• RECORDS FOR THE TASK:
───

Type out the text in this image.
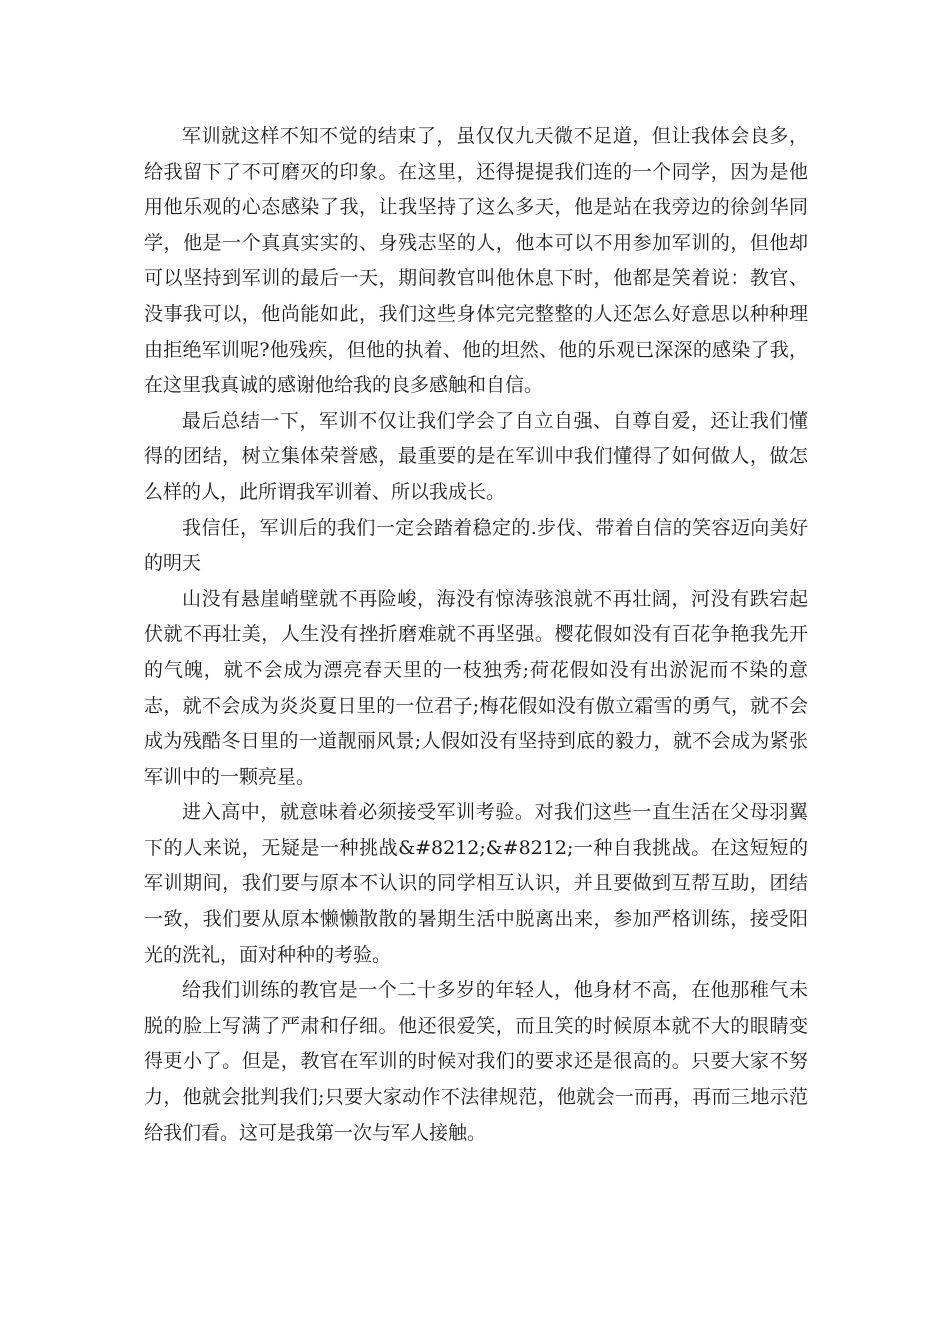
军训就这样不知不觉的结束了，虽仅仅九天微不足道，但让我体会良多，给我留下了不可磨灭的印象。在这里，还得提提我们连的一个同学，因为是他用他乐观的心态感染了我，让我坚持了这么多天，他是站在我旁边的徐剑华同学，他是一个真真实实的、身残志坚的人，他本可以不用参加军训的，但他却可以坚持到军训的最后一天，期间教官叫他休息下时，他都是笑着说：教官、没事我可以，他尚能如此，我们这些身体完完整整的人还怎么好意思以种种理由拒绝军训呢?他残疾，但他的执着、他的坦然、他的乐观已深深的感染了我，在这里我真诚的感谢他给我的良多感触和自信。

最后总结一下，军训不仅让我们学会了自立自强、自尊自爱，还让我们懂得的团结，树立集体荣誉感，最重要的是在军训中我们懂得了如何做人，做怎么样的人，此所谓我军训着、所以我成长。

我信任，军训后的我们一定会踏着稳定的.步伐、带着自信的笑容迈向美好的明天

山没有悬崖峭壁就不再险峻，海没有惊涛骇浪就不再壮阔，河没有跌宕起伏就不再壮美，人生没有挫折磨难就不再坚强。樱花假如没有百花争艳我先开的气魄，就不会成为漂亮春天里的一枝独秀;荷花假如没有出淤泥而不染的意志，就不会成为炎炎夏日里的一位君子;梅花假如没有傲立霜雪的勇气，就不会成为残酷冬日里的一道靓丽风景;人假如没有坚持到底的毅力，就不会成为紧张军训中的一颗亮星。

进入高中，就意味着必须接受军训考验。对我们这些一直生活在父母羽翼下的人来说，无疑是一种挑战&#8212;&#8212;一种自我挑战。在这短短的军训期间，我们要与原本不认识的同学相互认识，并且要做到互帮互助，团结一致，我们要从原本懒懒散散的暑期生活中脱离出来，参加严格训练，接受阳光的洗礼，面对种种的考验。

给我们训练的教官是一个二十多岁的年轻人，他身材不高，在他那稚气未脱的脸上写满了严肃和仔细。他还很爱笑，而且笑的时候原本就不大的眼睛变得更小了。但是，教官在军训的时候对我们的要求还是很高的。只要大家不努力，他就会批判我们;只要大家动作不法律规范，他就会一而再，再而三地示范给我们看。这可是我第一次与军人接触。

───

• GIVEN EXERCISE: All of the lines above should be printed exactly, minus the pictures.

• FULL ANSWER:
Type out the text in this image.
军训就这样不知不觉的结束了，虽仅仅九天微不足道，但让我体会良多，给我留下了不可磨灭的印象。在这里，还得提提我们连的一个同学，因为是他用他乐观的心态感染了我，让我坚持了这么多天，他是站在我旁边的徐剑华同学，他是一个真真实实的、身残志坚的人，他本可以不用参加军训的，但他却可以坚持到军训的最后一天，期间教官叫他休息下时，他都是笑着说：教官、没事我可以，他尚能如此，我们这些身体完完整整的人还怎么好意思以种种理由拒绝军训呢?他残疾，但他的执着、他的坦然、他的乐观已深深的感染了我，在这里我真诚的感谢他给我的良多感触和自信。

最后总结一下，军训不仅让我们学会了自立自强、自尊自爱，还让我们懂得的团结，树立集体荣誉感，最重要的是在军训中我们懂得了如何做人，做怎么样的人，此所谓我军训着、所以我成长。

我信任，军训后的我们一定会踏着稳定的.步伐、带着自信的笑容迈向美好的明天

山没有悬崖峭壁就不再险峻，海没有惊涛骇浪就不再壮阔，河没有跌宕起伏就不再壮美，人生没有挫折磨难就不再坚强。樱花假如没有百花争艳我先开的气魄，就不会成为漂亮春天里的一枝独秀;荷花假如没有出淤泥而不染的意志，就不会成为炎炎夏日里的一位君子;梅花假如没有傲立霜雪的勇气，就不会成为残酷冬日里的一道靓丽风景;人假如没有坚持到底的毅力，就不会成为紧张军训中的一颗亮星。

进入高中，就意味着必须接受军训考验。对我们这些一直生活在父母羽翼下的人来说，无疑是一种挑战&#8212;&#8212;一种自我挑战。在这短短的军训期间，我们要与原本不认识的同学相互认识，并且要做到互帮互助，团结一致，我们要从原本懒懒散散的暑期生活中脱离出来，参加严格训练，接受阳光的洗礼，面对种种的考验。

给我们训练的教官是一个二十多岁的年轻人，他身材不高，在他那稚气未脱的脸上写满了严肃和仔细。他还很爱笑，而且笑的时候原本就不大的眼睛变得更小了。但是，教官在军训的时候对我们的要求还是很高的。只要大家不努力，他就会批判我们;只要大家动作不法律规范，他就会一而再，再而三地示范给我们看。这可是我第一次与军人接触。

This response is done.